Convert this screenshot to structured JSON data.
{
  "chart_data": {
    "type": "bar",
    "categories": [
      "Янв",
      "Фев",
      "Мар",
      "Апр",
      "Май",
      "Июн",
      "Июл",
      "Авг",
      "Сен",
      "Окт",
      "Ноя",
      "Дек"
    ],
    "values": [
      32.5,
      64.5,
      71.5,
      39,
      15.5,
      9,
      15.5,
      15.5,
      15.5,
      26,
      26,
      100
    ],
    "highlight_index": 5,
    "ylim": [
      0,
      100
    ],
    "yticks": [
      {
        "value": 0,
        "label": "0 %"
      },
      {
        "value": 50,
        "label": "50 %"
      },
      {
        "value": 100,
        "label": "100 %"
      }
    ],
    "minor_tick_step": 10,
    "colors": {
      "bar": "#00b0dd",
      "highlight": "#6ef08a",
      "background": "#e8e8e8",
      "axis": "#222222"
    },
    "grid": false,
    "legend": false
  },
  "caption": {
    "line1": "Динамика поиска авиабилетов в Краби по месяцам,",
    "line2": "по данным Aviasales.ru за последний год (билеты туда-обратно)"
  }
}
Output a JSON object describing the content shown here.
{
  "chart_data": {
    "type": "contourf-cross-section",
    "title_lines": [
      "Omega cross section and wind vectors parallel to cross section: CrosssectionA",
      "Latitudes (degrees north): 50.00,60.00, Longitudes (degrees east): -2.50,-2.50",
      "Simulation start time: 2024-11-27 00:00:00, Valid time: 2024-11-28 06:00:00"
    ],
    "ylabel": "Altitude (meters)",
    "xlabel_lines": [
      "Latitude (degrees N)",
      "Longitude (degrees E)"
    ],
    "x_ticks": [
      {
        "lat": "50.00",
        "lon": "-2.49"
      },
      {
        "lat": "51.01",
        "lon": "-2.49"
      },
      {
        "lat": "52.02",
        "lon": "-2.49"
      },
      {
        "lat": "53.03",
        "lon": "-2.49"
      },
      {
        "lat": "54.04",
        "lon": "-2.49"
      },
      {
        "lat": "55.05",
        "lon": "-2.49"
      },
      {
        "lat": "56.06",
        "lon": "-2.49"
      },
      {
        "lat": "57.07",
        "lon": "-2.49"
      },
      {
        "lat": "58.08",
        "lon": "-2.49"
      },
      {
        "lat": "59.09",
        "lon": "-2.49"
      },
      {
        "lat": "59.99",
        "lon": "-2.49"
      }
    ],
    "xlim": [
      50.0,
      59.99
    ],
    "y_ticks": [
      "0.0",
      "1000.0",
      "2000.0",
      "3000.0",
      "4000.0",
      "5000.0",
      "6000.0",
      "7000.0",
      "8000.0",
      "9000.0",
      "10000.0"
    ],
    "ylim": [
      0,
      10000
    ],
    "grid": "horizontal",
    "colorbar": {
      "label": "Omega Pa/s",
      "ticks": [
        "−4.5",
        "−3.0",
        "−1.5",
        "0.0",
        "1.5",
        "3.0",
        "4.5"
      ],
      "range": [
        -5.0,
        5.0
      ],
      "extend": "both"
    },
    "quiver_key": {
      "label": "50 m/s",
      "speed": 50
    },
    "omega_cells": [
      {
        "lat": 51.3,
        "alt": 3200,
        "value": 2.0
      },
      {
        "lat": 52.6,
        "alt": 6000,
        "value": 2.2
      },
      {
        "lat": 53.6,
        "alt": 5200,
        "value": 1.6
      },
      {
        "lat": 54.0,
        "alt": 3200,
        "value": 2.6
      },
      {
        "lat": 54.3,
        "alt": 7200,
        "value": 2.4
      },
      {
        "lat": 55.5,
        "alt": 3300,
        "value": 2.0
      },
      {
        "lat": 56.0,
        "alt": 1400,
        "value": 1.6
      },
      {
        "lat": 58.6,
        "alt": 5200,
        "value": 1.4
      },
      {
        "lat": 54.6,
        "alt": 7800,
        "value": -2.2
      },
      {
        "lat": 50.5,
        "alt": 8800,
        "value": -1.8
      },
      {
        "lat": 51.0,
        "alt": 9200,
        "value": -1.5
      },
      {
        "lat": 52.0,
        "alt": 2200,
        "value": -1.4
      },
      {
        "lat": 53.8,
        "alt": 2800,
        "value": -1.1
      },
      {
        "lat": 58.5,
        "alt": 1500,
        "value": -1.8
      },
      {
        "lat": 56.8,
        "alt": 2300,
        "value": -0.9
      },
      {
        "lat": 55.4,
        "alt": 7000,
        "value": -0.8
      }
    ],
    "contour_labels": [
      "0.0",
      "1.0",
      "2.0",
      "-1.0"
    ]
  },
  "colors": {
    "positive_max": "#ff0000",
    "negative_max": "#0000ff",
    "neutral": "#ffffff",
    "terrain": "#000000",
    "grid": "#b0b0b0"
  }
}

......

Your objective = Each line containing the word "type" counts once; say how many such lines there are, giving only the number.

Answer to this exercise = 2